Stored data

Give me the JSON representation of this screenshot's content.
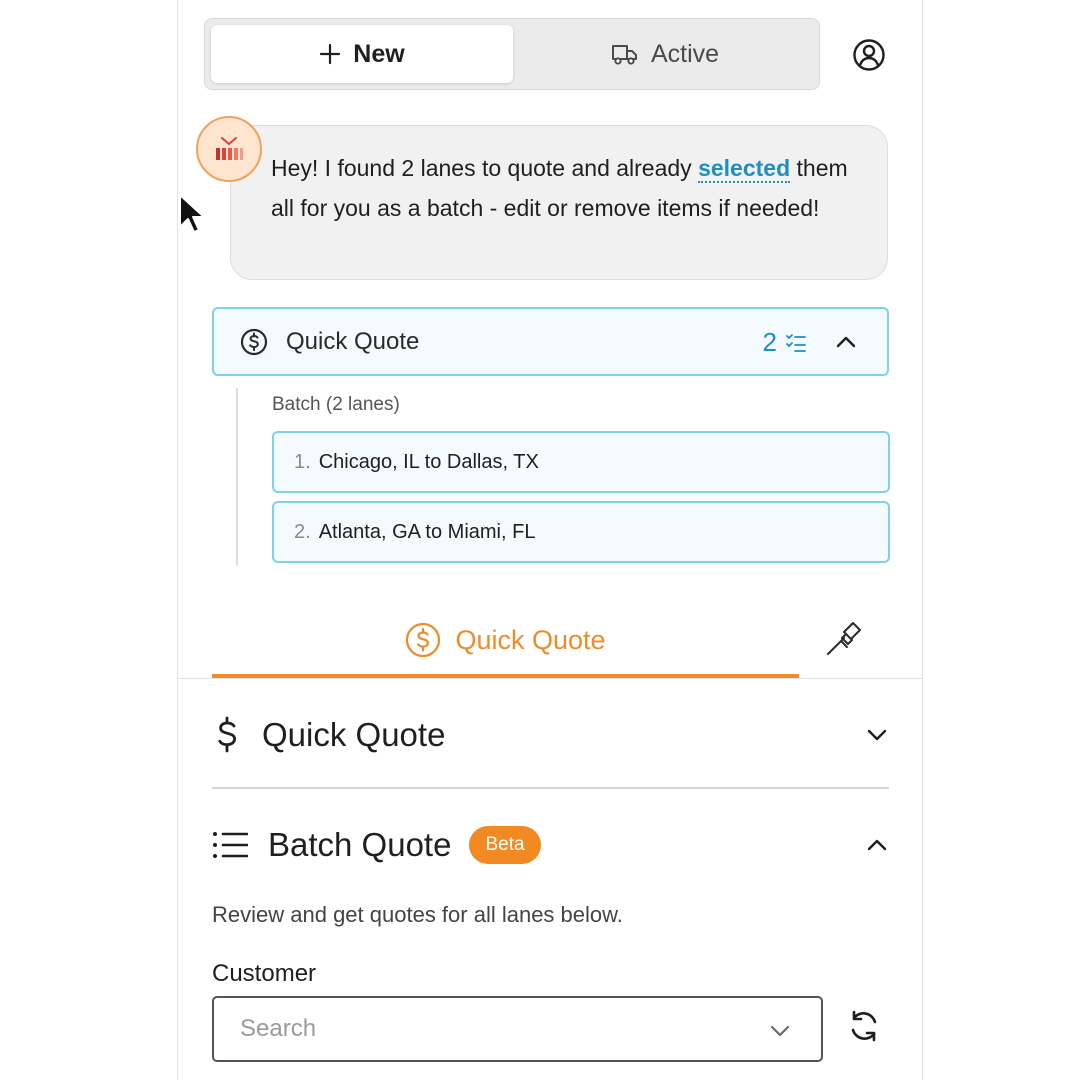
{
  "header": {
    "new_label": "New",
    "active_label": "Active"
  },
  "chat": {
    "message_before": "Hey! I found 2 lanes to quote and already ",
    "message_link": "selected",
    "message_after": " them all for you as a batch - edit or remove items if needed!"
  },
  "quick_quote_card": {
    "label": "Quick Quote",
    "count": "2"
  },
  "batch": {
    "label": "Batch (2 lanes)",
    "lanes": [
      {
        "num": "1.",
        "route": "Chicago, IL to Dallas, TX"
      },
      {
        "num": "2.",
        "route": "Atlanta, GA to Miami, FL"
      }
    ]
  },
  "tabs": {
    "quick_quote_label": "Quick Quote",
    "active_color": "#ef8c2a"
  },
  "sections": {
    "quick_quote_title": "Quick Quote",
    "batch_quote_title": "Batch Quote",
    "beta_badge": "Beta",
    "description": "Review and get quotes for all lanes below.",
    "customer_label": "Customer",
    "search_placeholder": "Search"
  },
  "colors": {
    "accent_orange": "#ef8c2a",
    "accent_blue": "#1f8fc0",
    "card_border": "#7fd0ea"
  }
}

Set task: What is needed is an exact reproduction of the data, pictures excluded.

Exercise answer:
Give me the JSON representation of this screenshot's content.
{
  "header": {
    "new_label": "New",
    "active_label": "Active"
  },
  "chat": {
    "message_before": "Hey! I found 2 lanes to quote and already ",
    "message_link": "selected",
    "message_after": " them all for you as a batch - edit or remove items if needed!"
  },
  "quick_quote_card": {
    "label": "Quick Quote",
    "count": "2"
  },
  "batch": {
    "label": "Batch (2 lanes)",
    "lanes": [
      {
        "num": "1.",
        "route": "Chicago, IL to Dallas, TX"
      },
      {
        "num": "2.",
        "route": "Atlanta, GA to Miami, FL"
      }
    ]
  },
  "tabs": {
    "quick_quote_label": "Quick Quote",
    "active_color": "#ef8c2a"
  },
  "sections": {
    "quick_quote_title": "Quick Quote",
    "batch_quote_title": "Batch Quote",
    "beta_badge": "Beta",
    "description": "Review and get quotes for all lanes below.",
    "customer_label": "Customer",
    "search_placeholder": "Search"
  },
  "colors": {
    "accent_orange": "#ef8c2a",
    "accent_blue": "#1f8fc0",
    "card_border": "#7fd0ea"
  }
}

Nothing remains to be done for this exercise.